▶

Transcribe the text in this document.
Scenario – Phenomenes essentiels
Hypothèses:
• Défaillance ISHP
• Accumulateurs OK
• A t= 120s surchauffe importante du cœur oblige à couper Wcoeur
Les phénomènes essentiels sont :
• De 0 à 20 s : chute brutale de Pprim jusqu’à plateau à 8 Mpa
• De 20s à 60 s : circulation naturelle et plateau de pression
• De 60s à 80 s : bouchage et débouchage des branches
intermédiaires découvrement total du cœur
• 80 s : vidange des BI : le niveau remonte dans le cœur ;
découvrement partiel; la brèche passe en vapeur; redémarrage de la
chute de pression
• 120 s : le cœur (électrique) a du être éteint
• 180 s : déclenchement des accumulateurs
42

◀

Repeat every record exactly as written, please.

**Answer to this problem:**
Transcribe the text in this document.
Scenario – Phenomenes essentiels
Hypothèses:
• Défaillance ISHP
• Accumulateurs OK
• A t= 120s surchauffe importante du cœur oblige à couper Wcoeur
Les phénomènes essentiels sont :
• De 0 à 20 s : chute brutale de Pprim jusqu’à plateau à 8 Mpa
• De 20s à 60 s : circulation naturelle et plateau de pression
• De 60s à 80 s : bouchage et débouchage des branches
intermédiaires découvrement total du cœur
• 80 s : vidange des BI : le niveau remonte dans le cœur ;
découvrement partiel; la brèche passe en vapeur; redémarrage de la
chute de pression
• 120 s : le cœur (électrique) a du être éteint
• 180 s : déclenchement des accumulateurs
42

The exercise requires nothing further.